**Aim of the exercise**
Pick out the lines in the listing below that contain the word "said" and copy them.

**Extracted data**

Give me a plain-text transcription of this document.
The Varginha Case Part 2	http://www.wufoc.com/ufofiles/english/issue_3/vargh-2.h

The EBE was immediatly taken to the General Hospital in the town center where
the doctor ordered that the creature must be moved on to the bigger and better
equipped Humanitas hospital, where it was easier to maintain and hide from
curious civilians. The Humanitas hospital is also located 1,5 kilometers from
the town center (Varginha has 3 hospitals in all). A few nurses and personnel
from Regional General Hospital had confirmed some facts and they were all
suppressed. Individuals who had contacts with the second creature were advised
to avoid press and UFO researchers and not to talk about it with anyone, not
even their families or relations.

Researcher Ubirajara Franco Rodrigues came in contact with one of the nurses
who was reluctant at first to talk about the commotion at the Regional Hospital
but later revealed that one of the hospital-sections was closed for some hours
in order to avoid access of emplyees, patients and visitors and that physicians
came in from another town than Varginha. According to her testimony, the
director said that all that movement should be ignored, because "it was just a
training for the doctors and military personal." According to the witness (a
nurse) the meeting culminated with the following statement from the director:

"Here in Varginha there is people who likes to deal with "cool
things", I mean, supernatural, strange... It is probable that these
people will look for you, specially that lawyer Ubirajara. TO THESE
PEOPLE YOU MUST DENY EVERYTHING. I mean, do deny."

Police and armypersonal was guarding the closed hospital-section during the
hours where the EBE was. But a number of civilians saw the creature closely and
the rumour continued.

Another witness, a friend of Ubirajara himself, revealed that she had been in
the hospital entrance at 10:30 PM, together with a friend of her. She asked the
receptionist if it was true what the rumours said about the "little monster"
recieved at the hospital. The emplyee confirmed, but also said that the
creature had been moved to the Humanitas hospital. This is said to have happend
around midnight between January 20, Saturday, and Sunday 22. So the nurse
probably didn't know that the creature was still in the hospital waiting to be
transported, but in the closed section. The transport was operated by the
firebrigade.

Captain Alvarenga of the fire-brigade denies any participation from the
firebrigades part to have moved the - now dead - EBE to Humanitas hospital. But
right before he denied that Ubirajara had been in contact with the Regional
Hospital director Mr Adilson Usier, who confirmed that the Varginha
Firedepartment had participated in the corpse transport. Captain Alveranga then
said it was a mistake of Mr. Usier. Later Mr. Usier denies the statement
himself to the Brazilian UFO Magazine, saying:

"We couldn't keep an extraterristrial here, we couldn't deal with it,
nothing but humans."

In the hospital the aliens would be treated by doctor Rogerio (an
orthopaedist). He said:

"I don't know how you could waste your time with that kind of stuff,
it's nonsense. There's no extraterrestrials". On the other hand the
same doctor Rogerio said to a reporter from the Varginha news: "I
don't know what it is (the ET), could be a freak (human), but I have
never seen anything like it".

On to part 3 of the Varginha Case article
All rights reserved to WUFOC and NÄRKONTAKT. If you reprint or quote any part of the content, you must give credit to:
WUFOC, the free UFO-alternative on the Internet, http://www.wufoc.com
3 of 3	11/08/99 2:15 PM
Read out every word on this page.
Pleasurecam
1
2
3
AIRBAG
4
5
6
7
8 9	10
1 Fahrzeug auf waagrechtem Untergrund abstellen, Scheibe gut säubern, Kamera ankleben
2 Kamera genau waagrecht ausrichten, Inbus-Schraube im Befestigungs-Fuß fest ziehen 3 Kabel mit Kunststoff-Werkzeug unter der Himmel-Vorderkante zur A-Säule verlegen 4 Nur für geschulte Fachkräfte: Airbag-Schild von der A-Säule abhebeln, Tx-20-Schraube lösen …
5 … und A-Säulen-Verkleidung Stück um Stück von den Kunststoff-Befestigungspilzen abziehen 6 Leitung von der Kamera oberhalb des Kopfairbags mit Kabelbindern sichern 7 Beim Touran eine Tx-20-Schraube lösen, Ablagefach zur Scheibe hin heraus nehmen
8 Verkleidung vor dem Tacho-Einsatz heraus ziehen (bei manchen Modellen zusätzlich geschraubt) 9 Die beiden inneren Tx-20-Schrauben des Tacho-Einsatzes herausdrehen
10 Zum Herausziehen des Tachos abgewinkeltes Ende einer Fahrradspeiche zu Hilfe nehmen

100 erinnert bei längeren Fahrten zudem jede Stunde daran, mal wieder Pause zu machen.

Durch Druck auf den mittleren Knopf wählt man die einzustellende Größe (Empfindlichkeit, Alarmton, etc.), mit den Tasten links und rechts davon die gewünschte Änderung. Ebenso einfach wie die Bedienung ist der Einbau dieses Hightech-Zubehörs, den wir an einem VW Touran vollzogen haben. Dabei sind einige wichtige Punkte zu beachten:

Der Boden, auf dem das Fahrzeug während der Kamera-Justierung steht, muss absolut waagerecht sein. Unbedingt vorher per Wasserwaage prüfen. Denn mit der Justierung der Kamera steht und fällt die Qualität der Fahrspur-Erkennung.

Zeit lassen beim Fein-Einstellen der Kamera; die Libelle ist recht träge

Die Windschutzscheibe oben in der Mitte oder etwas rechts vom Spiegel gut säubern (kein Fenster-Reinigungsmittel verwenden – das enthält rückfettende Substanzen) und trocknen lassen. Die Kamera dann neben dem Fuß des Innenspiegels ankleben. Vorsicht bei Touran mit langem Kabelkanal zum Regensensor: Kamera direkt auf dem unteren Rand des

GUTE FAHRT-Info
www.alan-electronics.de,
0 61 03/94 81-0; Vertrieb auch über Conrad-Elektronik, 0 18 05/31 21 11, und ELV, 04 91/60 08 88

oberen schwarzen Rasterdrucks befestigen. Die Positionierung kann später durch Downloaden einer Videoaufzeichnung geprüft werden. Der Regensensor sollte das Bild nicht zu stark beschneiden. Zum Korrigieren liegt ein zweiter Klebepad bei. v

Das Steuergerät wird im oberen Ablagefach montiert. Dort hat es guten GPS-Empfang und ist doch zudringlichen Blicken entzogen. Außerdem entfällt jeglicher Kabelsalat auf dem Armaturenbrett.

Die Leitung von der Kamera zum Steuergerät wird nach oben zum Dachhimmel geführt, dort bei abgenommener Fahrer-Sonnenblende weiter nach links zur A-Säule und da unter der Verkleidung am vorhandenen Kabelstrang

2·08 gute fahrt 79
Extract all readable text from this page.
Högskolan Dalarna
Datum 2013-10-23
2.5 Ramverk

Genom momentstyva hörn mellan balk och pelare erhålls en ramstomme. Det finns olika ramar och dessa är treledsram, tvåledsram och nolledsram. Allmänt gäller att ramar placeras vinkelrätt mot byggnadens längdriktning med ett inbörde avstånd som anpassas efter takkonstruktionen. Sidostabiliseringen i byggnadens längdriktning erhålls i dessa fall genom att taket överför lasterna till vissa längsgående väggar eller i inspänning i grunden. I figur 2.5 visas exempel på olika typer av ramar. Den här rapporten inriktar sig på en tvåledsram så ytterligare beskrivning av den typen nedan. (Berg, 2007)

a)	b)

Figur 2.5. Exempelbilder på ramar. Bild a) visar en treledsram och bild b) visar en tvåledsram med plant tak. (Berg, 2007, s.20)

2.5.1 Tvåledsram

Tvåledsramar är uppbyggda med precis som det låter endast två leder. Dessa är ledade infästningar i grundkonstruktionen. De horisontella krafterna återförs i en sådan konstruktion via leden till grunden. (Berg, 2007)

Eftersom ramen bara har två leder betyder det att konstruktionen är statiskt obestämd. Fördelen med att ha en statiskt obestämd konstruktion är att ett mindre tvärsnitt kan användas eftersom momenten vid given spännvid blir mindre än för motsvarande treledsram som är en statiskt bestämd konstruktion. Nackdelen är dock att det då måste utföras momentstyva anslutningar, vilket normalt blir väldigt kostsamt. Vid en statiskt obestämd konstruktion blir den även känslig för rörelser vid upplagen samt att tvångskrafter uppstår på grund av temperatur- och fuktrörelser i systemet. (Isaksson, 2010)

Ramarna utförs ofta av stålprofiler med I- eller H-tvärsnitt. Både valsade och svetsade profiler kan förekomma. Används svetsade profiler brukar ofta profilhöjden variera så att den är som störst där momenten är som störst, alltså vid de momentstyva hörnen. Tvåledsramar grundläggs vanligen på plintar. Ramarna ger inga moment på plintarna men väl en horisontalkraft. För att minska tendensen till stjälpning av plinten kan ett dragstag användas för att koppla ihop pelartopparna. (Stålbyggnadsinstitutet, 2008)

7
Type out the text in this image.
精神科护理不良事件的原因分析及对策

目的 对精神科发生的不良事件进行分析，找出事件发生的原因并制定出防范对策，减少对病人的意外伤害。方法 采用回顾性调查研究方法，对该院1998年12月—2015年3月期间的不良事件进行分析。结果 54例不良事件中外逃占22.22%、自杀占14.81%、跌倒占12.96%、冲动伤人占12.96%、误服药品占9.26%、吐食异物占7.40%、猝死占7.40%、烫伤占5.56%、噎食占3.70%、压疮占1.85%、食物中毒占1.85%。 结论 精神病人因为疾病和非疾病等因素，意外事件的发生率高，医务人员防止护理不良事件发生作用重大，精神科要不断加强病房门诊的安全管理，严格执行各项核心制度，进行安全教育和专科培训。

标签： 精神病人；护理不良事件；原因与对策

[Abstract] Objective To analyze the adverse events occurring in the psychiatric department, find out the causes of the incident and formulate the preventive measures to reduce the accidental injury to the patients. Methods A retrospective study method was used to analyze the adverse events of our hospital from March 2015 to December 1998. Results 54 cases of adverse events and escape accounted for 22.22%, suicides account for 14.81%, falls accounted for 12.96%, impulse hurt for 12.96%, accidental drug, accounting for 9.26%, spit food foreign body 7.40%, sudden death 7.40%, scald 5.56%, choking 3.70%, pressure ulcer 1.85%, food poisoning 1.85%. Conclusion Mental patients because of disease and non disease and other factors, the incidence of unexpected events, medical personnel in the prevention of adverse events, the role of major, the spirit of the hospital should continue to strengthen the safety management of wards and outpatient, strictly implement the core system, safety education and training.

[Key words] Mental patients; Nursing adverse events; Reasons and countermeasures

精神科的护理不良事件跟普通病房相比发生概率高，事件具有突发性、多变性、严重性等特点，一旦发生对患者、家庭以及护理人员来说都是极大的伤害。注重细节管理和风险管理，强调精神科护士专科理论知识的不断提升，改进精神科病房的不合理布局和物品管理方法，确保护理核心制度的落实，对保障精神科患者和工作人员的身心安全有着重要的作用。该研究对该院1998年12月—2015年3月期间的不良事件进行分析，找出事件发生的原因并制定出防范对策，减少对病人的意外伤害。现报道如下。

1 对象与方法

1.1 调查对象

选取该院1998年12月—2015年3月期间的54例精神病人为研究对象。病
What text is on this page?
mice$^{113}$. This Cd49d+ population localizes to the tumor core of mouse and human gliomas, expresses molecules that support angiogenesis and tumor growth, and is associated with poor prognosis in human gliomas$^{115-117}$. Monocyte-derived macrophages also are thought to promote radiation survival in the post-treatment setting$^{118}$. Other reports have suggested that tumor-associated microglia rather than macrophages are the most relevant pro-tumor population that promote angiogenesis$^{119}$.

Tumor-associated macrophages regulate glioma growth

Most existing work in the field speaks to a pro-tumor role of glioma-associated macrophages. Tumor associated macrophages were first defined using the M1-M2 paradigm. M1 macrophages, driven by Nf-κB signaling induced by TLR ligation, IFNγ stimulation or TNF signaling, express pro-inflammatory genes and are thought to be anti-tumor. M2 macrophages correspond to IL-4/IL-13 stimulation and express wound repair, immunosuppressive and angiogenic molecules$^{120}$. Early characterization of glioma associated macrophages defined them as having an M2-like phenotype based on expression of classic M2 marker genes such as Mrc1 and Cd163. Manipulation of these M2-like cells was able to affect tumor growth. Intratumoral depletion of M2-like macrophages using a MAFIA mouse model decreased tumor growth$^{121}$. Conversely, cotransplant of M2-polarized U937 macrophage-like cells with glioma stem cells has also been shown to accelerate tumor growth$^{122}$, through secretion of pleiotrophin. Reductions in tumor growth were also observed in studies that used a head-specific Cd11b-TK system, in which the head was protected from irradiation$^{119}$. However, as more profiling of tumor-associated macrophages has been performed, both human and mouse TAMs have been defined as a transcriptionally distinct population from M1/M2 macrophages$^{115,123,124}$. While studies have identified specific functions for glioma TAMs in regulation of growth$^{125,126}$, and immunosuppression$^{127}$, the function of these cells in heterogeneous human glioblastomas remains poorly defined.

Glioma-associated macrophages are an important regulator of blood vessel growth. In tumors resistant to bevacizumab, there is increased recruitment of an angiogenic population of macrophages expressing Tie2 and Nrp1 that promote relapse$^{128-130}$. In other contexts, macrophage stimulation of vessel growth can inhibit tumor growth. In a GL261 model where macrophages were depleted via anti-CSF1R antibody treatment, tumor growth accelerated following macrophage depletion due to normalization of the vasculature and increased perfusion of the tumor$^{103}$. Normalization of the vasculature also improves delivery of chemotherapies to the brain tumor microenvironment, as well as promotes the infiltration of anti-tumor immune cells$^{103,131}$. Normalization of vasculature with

**Task result**
director said that all that movement should be ignored, because "it was just a
receptionist if it was true what the rumours said about the "little monster"
recieved at the hospital. The emplyee confirmed, but also said that the
creature had been moved to the Humanitas hospital. This is said to have happend
said it was a mistake of Mr. Usier. Later Mr. Usier denies the statement
orthopaedist). He said:
same doctor Rogerio said to a reporter from the Varginha news: "I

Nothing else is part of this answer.